* [MATERIAL TO PROCESS]:
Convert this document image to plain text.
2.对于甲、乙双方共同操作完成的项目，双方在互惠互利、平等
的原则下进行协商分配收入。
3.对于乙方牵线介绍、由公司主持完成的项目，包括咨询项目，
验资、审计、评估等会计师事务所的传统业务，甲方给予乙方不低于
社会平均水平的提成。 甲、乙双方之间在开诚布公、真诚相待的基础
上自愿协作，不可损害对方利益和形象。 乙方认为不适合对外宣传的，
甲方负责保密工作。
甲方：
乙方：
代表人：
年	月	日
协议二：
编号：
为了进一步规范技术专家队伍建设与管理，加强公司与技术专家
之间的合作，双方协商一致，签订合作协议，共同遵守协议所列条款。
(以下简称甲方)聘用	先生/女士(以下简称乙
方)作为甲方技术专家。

* [PROBLEM DETAILS]: The lines above should be duplicated exactly.

* [RESPONSE FOR THIS EXERCISE]:
Convert this document image to plain text.
2.对于甲、乙双方共同操作完成的项目，双方在互惠互利、平等
的原则下进行协商分配收入。
3.对于乙方牵线介绍、由公司主持完成的项目，包括咨询项目，
验资、审计、评估等会计师事务所的传统业务，甲方给予乙方不低于
社会平均水平的提成。 甲、乙双方之间在开诚布公、真诚相待的基础
上自愿协作，不可损害对方利益和形象。 乙方认为不适合对外宣传的，
甲方负责保密工作。
甲方：
乙方：
代表人：
年	月	日
协议二：
编号：
为了进一步规范技术专家队伍建设与管理，加强公司与技术专家
之间的合作，双方协商一致，签订合作协议，共同遵守协议所列条款。
(以下简称甲方)聘用	先生/女士(以下简称乙
方)作为甲方技术专家。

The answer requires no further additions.